What number of lines hold the word "text"? State that number and nothing besides.

►

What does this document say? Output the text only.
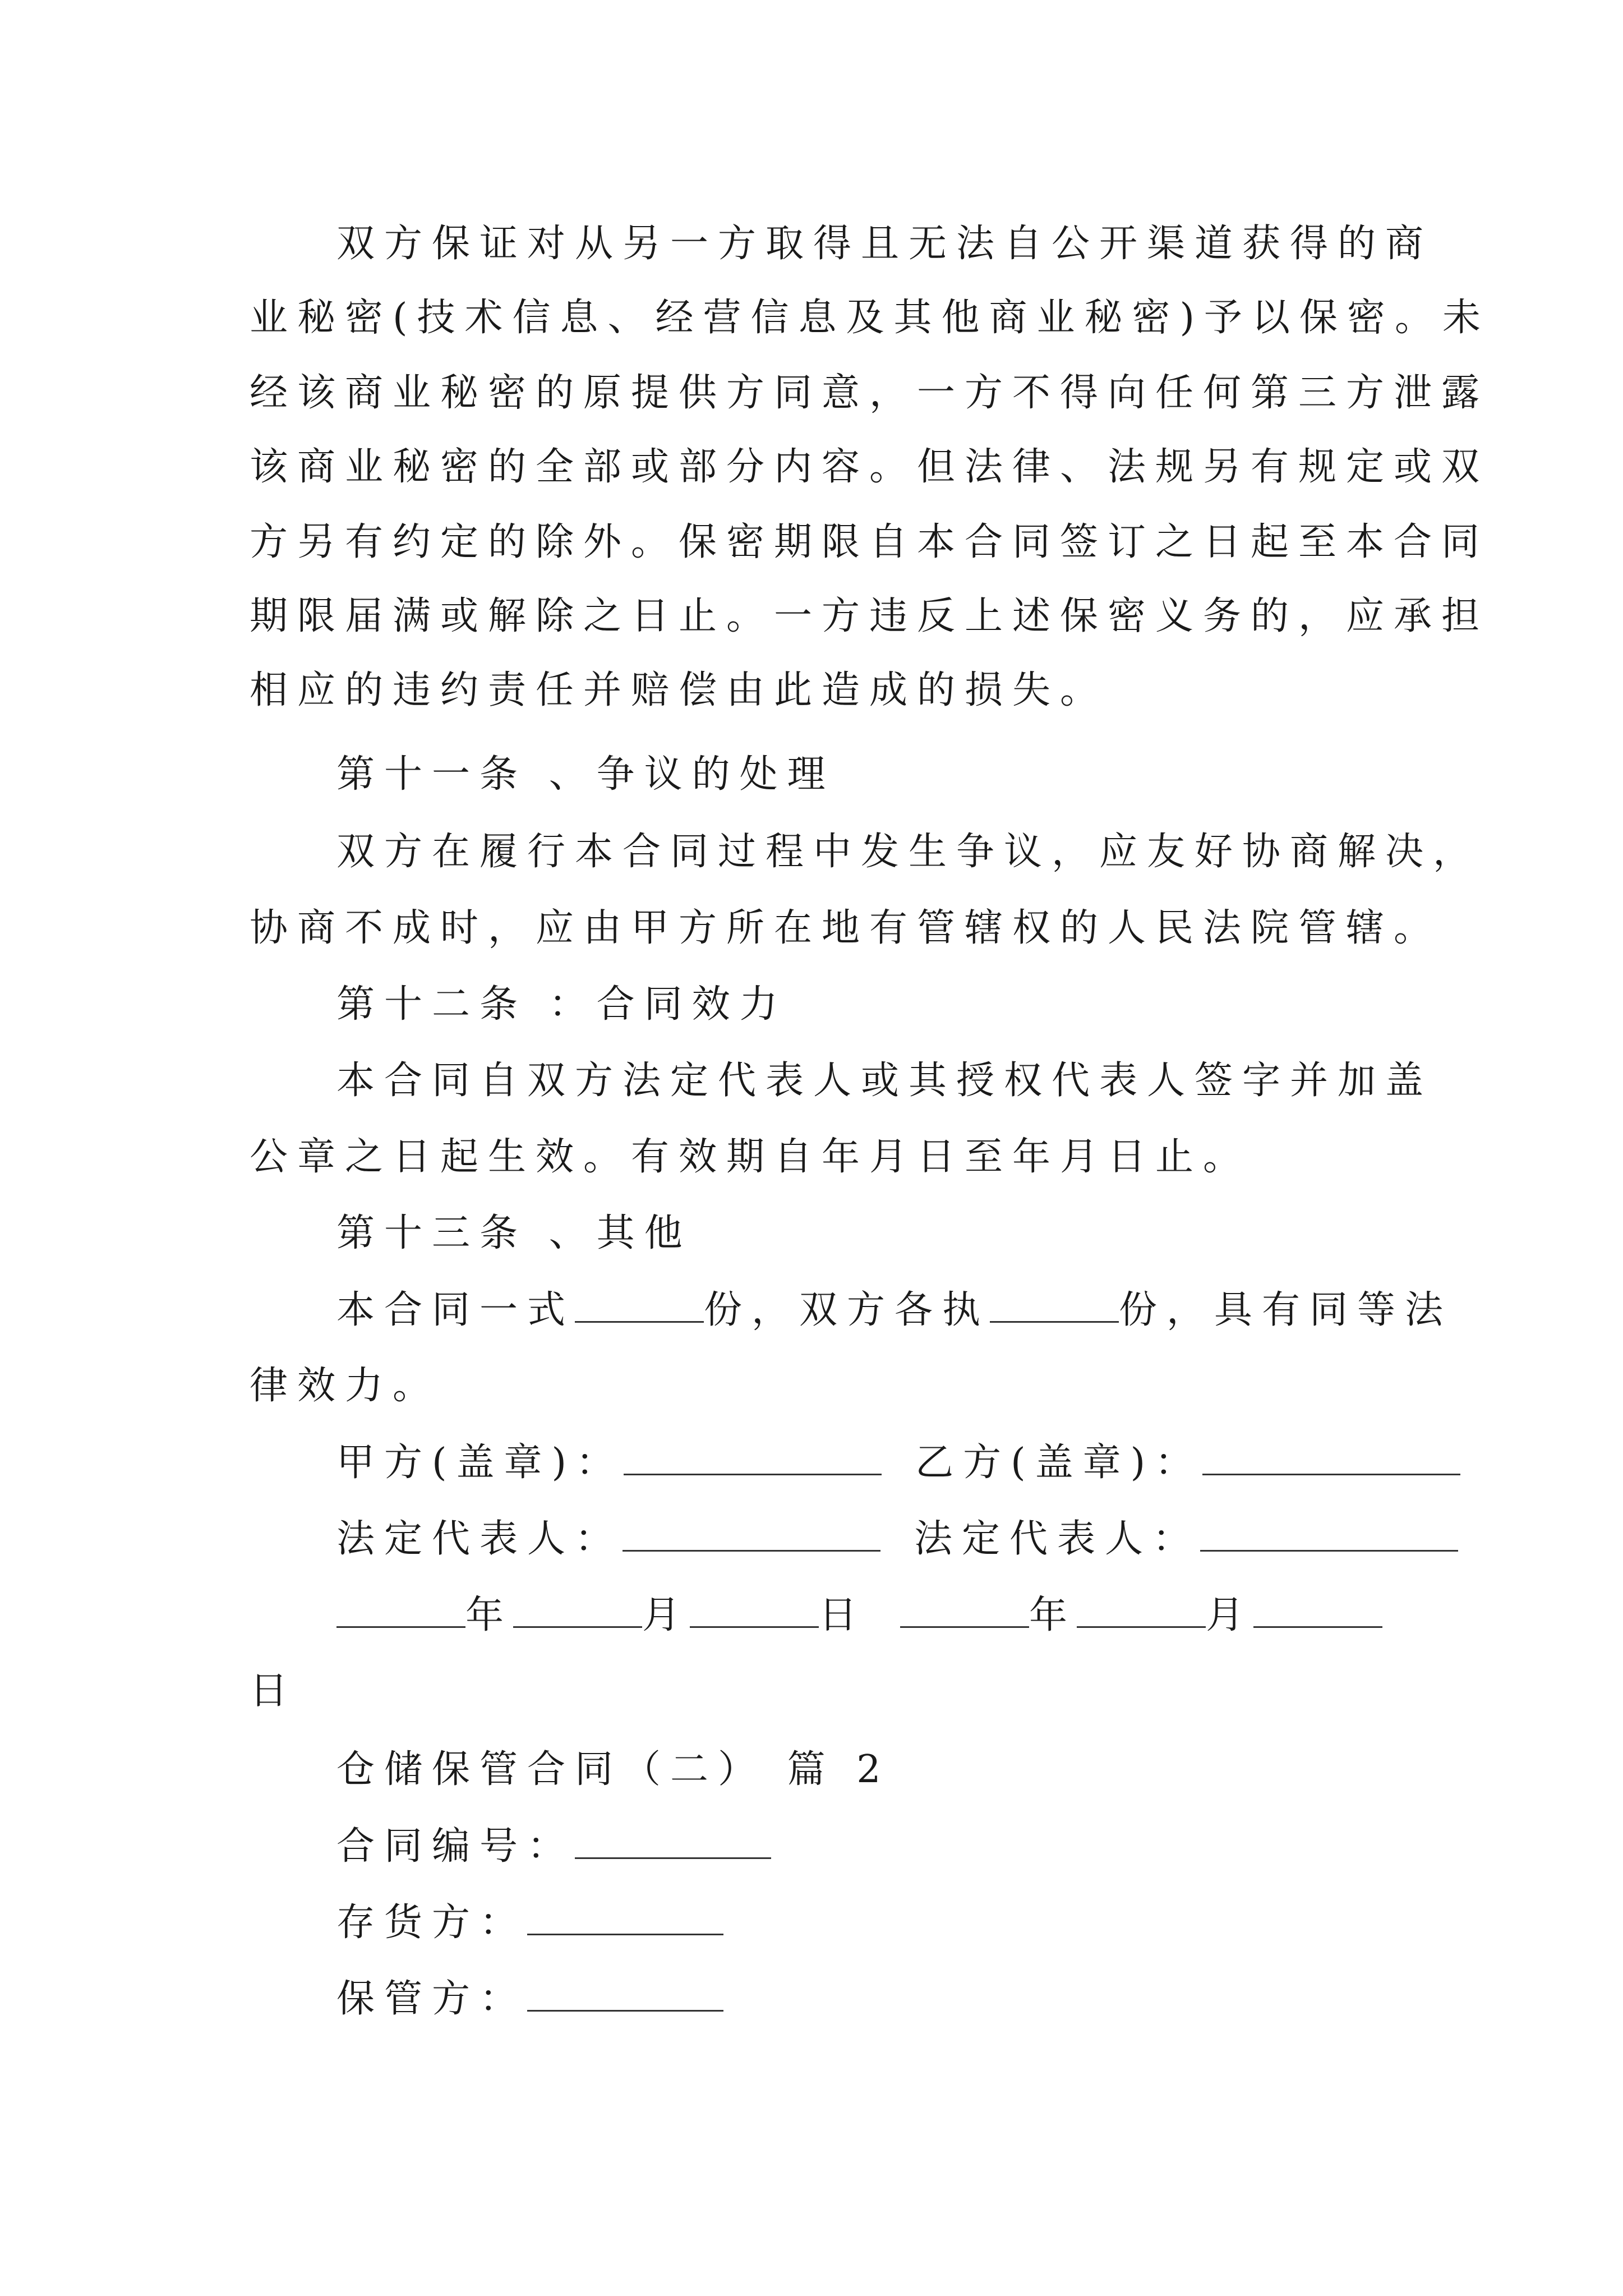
双方保证对从另一方取得且无法自公开渠道获得的商
业秘密(技术信息、经营信息及其他商业秘密)予以保密。未
经该商业秘密的原提供方同意，一方不得向任何第三方泄露
该商业秘密的全部或部分内容。但法律、法规另有规定或双
方另有约定的除外。保密期限自本合同签订之日起至本合同
期限届满或解除之日止。一方违反上述保密义务的，应承担
相应的违约责任并赔偿由此造成的损失。
第十一条 、争议的处理
双方在履行本合同过程中发生争议，应友好协商解决，
协商不成时，应由甲方所在地有管辖权的人民法院管辖。
第十二条 ：合同效力
本合同自双方法定代表人或其授权代表人签字并加盖
公章之日起生效。有效期自年月日至年月日止。
第十三条 、其他
本合同一式	份，双方各执	份，具有同等法
律效力。
甲方(盖章)：	乙方(盖章)：
法定代表人：	法定代表人：
年	月	日	年	月
日
仓储保管合同（二） 篇 2
合同编号：
存货方：
保管方：
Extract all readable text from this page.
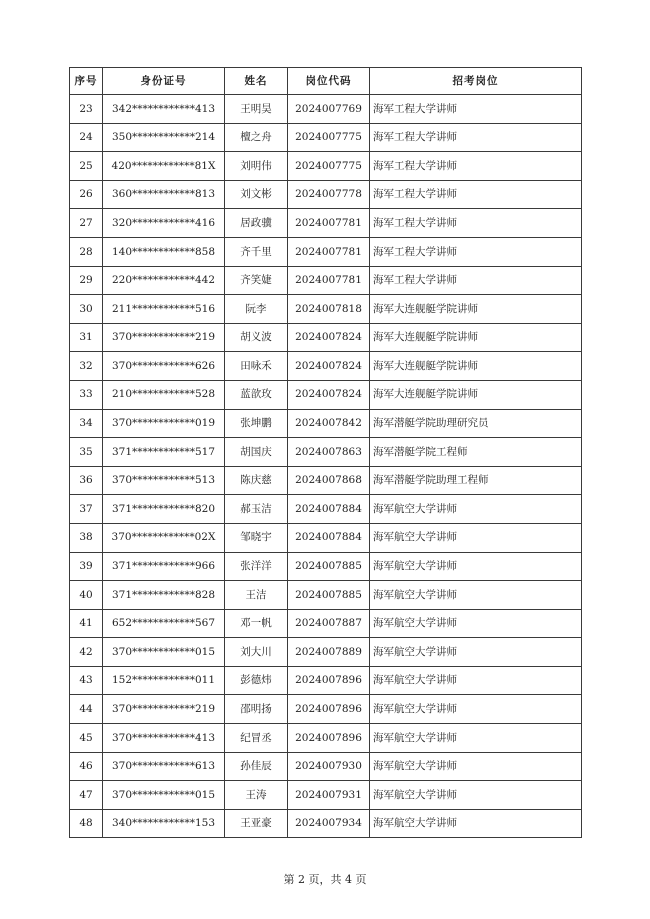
序号	身份证号	姓名	岗位代码	招考岗位
23	342************413	王明昊	2024007769	海军工程大学讲师
24	350************214	檀之舟	2024007775	海军工程大学讲师
25	420************81X	刘明伟	2024007775	海军工程大学讲师
26	360************813	刘文彬	2024007778	海军工程大学讲师
27	320************416	居政骥	2024007781	海军工程大学讲师
28	140************858	齐千里	2024007781	海军工程大学讲师
29	220************442	齐笑婕	2024007781	海军工程大学讲师
30	211************516	阮李	2024007818	海军大连舰艇学院讲师
31	370************219	胡义波	2024007824	海军大连舰艇学院讲师
32	370************626	田咏禾	2024007824	海军大连舰艇学院讲师
33	210************528	蓝歆玫	2024007824	海军大连舰艇学院讲师
34	370************019	张坤鹏	2024007842	海军潜艇学院助理研究员
35	371************517	胡国庆	2024007863	海军潜艇学院工程师
36	370************513	陈庆慈	2024007868	海军潜艇学院助理工程师
37	371************820	郝玉洁	2024007884	海军航空大学讲师
38	370************02X	邹晓宇	2024007884	海军航空大学讲师
39	371************966	张洋洋	2024007885	海军航空大学讲师
40	371************828	王洁	2024007885	海军航空大学讲师
41	652************567	邓一帆	2024007887	海军航空大学讲师
42	370************015	刘大川	2024007889	海军航空大学讲师
43	152************011	彭德炜	2024007896	海军航空大学讲师
44	370************219	邵明扬	2024007896	海军航空大学讲师
45	370************413	纪冒丞	2024007896	海军航空大学讲师
46	370************613	孙佳辰	2024007930	海军航空大学讲师
47	370************015	王涛	2024007931	海军航空大学讲师
48	340************153	王亚豪	2024007934	海军航空大学讲师
第 2 页，共 4 页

◄

**Solved exercise:** 2